■ **Consigne**
D'après le texte sur l'île de Sainte Lucie, en quelle année l'écluse de Sainte Lucie a-t-elle été construite, s'il vous plaît ?

■ **Extrait du document**
Plus tard, en 1776, le canal de Jonction est creusé entre l'Aude et le canal du Midi. L'écluse de Sainte Lucie est construite en 1872 et une ancienne métairie est transformée en maison éclusière. Des éclusiers y logent de 1873 à 1996, date à laquelle l'automatisation de l'écluse rend cette fonction obsolète.
En 1996, le canal du Midi, la Robine et l'ensemble des bâtiments afférents, dont la maison éclusière,sont classés par l'UNESCO au « Patrimoine Mondial de l'Humanité ».
La création de la Réserve Naturelle Régionale de Sainte Lucie en 2009 affirme la beauté exceptionnelle des espaces naturels environnants.
Vue sur La Robine, souvent appelée à tort canal de La Robine, alors que Robine est déjà par définition un canal, déformation du mot Roubine, canal de communication.
L'écluse franchie, un chemin nous invite à la découverte de cette île, site remarquable au cœur de la lagune narbonnaise.
Depuis l'Antiquité, le golfe narbonnais fut le théâtre d'un important trafic maritime. L'île a ainsi conservé les traces d'un passé riche de plus de vingt siècles d'occupation humaine.
Son ancien nom, Cauquenne signifie le port en ibère, langue parlée avant l'arrivée des Romains (2ème siècle avant J.C.). L'île prendra plus tard le nom de la chapelle existante au XVII ème siècle.
La végétation est très variée : cistes avec une première fleur qui est là comme pour nous souhaiter la bienvenue, pistachiers lentisques, chênes verts, pins d'Alep, etc...,
Nos pas nous conduisent à une ancienne carrière de molasse marine. Les pierres qui en furent extraites permirent l'édification de la tour de Barberousse à Gruissan et, en partie, de la cathédrale St Just de Narbonne.
Des murets en pierres semblent nous accompagner dans notre périple. Ils délimitaient autrefois des parcelles de vignes, culture dominante sur l'île jusqu'à la seconde guerre mondiale. Depuis, les paysages ont bien évolué. A l'abandon de la vigne, les pins d'Alep ont colonisé les lieux. Ceux-ci qui conféraient un nouveau visage de l'île ont été dévastés par la violente tempête de 2009. Si un important nettoyage a été effectué, il reste encore quelques traces de la tornade.

■ **Données fournies**
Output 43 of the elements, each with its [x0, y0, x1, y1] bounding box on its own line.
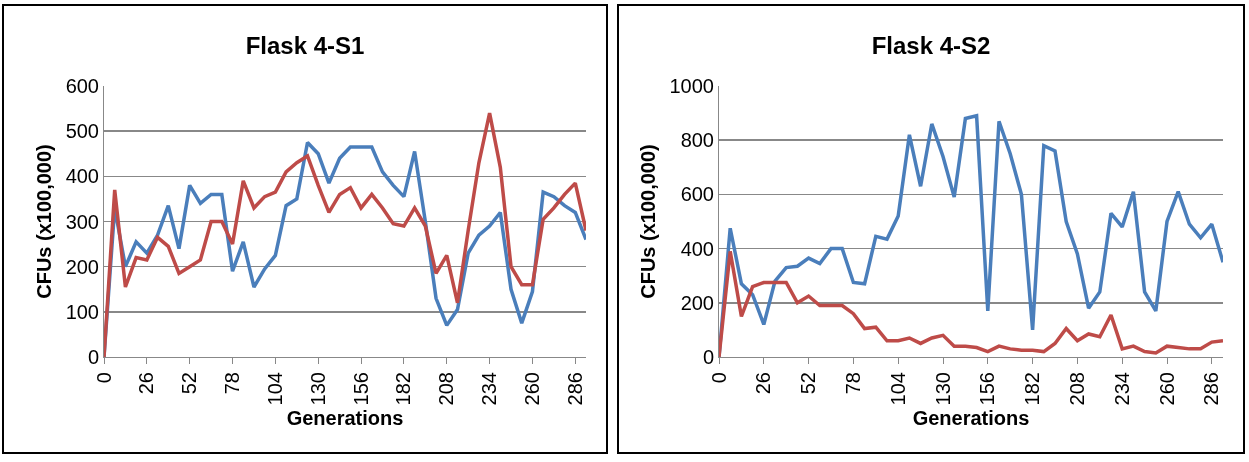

==

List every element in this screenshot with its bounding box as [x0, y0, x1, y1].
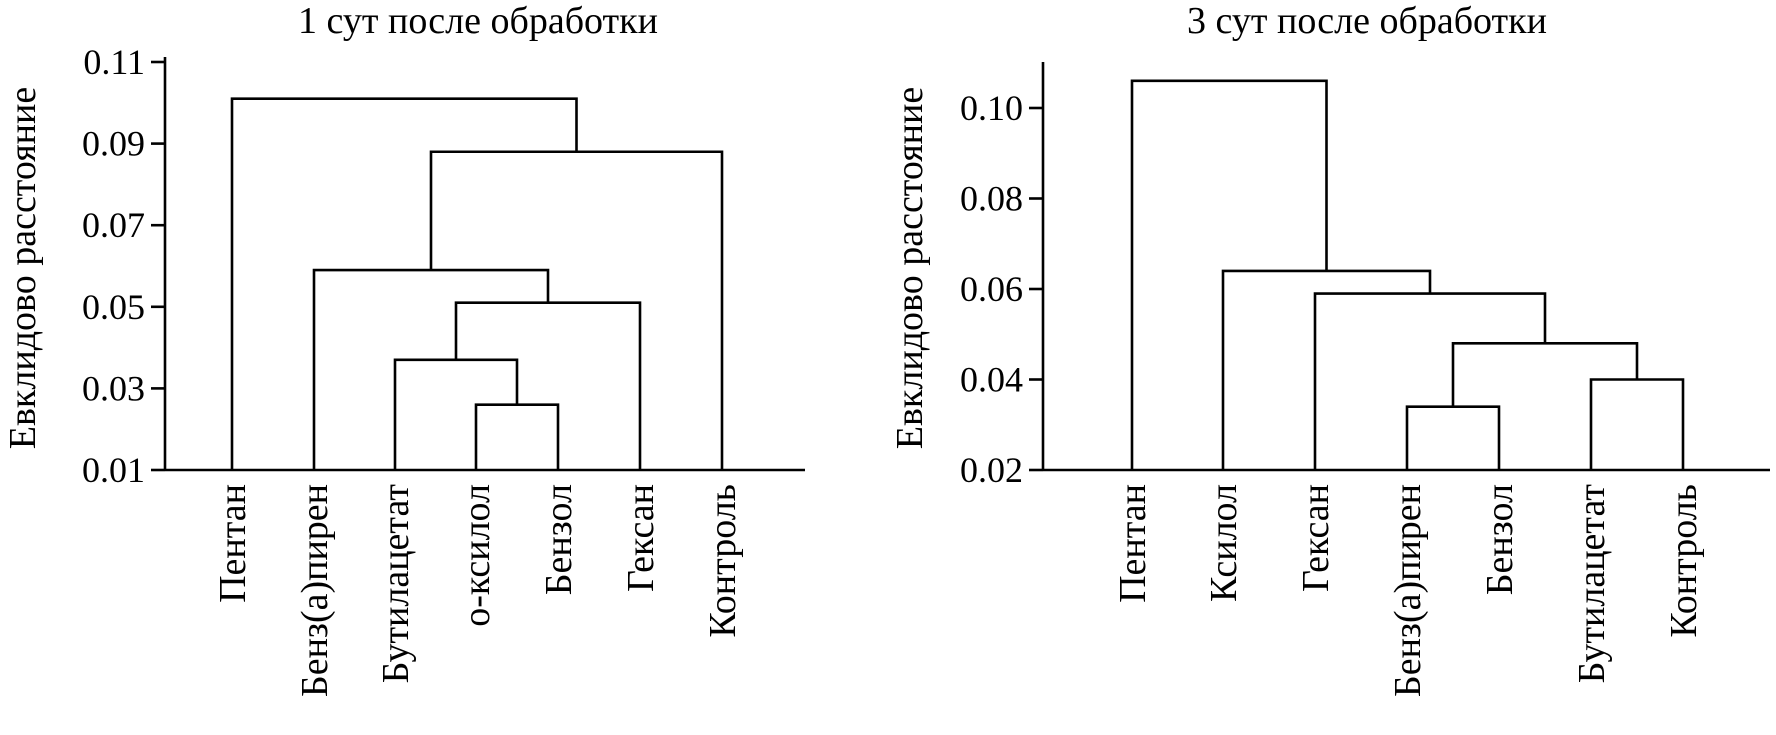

■ **Réponse**
En 1872.